▶ DIRECTIONS FOR THIS TASK
Extract from the listing each line in which the word "segment" appears.

---- DATA ROWS

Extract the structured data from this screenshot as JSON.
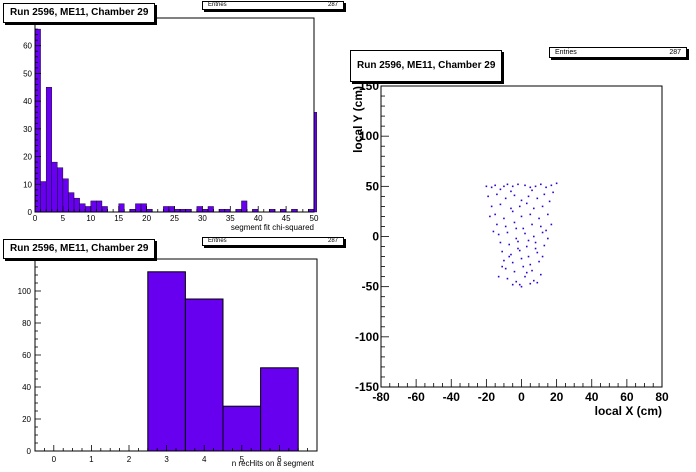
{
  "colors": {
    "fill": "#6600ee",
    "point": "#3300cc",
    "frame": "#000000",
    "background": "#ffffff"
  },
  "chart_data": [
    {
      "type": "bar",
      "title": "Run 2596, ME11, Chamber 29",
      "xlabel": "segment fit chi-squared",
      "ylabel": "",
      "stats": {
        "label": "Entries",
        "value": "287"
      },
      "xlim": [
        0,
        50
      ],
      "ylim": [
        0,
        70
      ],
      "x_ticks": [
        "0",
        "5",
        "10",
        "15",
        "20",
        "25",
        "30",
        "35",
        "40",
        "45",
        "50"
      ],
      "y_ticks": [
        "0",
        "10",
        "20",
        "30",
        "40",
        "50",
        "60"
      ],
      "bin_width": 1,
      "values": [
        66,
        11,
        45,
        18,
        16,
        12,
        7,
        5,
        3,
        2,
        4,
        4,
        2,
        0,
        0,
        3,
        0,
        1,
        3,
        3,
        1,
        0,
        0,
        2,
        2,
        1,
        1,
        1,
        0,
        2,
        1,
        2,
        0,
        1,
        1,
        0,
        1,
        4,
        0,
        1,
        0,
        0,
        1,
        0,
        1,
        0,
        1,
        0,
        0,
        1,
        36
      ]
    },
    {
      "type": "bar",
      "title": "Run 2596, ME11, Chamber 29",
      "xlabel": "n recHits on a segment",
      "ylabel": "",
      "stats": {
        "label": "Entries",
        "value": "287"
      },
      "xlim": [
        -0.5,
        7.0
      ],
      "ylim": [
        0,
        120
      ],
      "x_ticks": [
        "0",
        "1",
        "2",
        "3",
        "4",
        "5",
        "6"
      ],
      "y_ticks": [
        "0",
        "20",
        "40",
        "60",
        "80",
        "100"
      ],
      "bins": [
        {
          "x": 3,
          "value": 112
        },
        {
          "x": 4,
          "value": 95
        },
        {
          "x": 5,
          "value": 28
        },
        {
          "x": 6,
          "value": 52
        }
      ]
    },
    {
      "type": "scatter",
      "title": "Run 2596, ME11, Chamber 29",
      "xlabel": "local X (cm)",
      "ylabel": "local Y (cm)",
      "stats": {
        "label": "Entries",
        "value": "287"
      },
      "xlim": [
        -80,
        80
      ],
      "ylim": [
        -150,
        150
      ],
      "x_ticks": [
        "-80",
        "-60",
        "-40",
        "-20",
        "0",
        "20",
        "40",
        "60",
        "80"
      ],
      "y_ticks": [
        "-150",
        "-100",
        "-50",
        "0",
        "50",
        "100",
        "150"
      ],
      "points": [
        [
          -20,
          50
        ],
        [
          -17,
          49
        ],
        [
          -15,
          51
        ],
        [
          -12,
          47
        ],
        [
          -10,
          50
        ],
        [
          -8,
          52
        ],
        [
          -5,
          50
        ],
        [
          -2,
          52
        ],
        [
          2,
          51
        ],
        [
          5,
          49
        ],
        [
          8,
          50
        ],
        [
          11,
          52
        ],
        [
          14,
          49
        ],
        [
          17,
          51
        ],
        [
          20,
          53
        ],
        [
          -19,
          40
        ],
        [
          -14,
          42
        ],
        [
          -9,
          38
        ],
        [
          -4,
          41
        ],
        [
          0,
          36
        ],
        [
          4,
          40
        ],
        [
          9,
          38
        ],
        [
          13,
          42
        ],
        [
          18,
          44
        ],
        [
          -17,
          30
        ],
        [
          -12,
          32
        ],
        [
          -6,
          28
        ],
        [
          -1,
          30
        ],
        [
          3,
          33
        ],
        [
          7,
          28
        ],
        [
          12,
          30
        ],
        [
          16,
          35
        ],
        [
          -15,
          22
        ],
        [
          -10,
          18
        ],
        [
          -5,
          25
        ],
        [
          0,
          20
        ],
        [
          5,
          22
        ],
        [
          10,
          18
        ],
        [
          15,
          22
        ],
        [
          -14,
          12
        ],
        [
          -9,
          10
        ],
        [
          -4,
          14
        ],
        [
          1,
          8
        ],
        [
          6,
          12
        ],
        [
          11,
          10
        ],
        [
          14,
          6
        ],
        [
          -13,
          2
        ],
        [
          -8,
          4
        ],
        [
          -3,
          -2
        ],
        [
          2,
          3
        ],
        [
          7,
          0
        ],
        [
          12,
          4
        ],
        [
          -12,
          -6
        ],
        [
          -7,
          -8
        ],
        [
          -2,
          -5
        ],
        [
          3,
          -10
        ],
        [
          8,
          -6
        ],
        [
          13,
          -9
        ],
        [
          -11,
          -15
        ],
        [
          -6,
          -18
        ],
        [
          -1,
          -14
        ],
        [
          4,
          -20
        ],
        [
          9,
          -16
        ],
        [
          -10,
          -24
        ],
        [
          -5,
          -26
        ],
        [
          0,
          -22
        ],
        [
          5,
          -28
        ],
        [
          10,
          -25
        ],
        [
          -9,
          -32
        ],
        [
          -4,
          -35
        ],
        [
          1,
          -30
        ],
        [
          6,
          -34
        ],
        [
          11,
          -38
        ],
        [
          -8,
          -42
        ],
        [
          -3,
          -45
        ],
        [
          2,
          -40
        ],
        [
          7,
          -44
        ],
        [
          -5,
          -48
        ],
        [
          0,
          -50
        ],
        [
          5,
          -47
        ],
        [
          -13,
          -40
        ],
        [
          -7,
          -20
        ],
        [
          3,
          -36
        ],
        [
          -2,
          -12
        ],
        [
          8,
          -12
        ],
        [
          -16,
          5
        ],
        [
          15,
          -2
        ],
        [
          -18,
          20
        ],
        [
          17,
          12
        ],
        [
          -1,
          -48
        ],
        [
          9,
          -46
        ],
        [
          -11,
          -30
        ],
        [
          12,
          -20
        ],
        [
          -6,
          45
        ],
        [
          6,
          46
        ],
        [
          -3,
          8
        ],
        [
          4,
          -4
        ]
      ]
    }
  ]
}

--------
---- DATA ROWS

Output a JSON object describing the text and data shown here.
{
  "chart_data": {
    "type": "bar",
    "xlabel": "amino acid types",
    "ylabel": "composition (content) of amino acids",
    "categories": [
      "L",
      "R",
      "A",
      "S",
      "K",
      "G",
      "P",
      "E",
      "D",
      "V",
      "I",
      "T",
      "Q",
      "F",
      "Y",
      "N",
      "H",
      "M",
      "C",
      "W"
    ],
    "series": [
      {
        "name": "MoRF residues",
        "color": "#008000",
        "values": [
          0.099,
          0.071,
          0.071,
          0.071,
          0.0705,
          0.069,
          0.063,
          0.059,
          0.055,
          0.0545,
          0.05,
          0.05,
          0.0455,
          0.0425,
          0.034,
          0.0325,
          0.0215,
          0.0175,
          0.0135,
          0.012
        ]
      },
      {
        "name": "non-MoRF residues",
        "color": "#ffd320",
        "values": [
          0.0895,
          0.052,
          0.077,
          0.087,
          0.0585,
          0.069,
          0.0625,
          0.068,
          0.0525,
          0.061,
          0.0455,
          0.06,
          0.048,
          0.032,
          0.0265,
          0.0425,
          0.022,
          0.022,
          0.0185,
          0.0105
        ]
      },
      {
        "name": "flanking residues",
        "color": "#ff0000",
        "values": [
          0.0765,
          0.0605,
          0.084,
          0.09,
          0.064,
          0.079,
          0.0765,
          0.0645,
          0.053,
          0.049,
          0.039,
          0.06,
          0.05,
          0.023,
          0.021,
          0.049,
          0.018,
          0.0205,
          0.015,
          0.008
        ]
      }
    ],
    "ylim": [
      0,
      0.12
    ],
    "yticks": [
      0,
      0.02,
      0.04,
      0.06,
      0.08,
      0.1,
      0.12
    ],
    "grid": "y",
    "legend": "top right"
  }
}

--------

▶ EXERCISE OUTPUT
      "xlabel": "segment fit chi-squared",
      "xlabel": "n recHits on a segment",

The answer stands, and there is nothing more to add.